### Given task
Extract each line from the entries below that has the string "this" in it.

↓↓↓

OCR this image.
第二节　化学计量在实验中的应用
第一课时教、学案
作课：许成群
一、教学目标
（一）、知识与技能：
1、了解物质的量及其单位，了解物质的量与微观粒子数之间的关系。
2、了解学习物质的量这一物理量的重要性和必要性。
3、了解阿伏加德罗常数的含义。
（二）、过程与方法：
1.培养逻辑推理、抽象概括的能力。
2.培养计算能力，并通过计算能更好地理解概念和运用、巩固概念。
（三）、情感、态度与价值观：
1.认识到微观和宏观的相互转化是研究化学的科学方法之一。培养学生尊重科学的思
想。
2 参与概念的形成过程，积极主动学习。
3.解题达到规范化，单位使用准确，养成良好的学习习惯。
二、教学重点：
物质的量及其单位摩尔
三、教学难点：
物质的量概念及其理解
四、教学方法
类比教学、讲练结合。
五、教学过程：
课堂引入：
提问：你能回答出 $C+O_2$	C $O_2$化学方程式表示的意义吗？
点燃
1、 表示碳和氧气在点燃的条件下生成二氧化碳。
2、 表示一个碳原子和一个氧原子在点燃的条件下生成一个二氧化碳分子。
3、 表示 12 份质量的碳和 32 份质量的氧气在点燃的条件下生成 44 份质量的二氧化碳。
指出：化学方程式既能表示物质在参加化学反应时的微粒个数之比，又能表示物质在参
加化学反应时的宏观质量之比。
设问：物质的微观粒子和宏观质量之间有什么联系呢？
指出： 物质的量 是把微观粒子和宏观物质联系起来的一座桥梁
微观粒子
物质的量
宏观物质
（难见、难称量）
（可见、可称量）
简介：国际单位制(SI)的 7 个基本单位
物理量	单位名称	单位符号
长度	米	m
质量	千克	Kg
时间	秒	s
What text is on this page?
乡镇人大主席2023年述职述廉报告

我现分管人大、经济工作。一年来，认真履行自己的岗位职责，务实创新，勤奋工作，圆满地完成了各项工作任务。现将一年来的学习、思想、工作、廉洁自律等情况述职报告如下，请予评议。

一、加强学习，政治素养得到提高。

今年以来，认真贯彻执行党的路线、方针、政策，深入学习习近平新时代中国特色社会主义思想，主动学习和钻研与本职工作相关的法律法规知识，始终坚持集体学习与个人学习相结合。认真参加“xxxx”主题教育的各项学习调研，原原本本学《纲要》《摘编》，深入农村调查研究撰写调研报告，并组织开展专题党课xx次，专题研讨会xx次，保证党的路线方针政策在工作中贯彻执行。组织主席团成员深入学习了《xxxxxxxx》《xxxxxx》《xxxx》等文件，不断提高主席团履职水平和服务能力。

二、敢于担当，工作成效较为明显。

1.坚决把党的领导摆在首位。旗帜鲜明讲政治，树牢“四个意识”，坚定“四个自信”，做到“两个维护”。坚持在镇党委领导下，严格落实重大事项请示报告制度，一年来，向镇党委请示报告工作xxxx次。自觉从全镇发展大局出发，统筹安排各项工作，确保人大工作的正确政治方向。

↑↑↑

### Task response
OCR this image.
What text is on this page?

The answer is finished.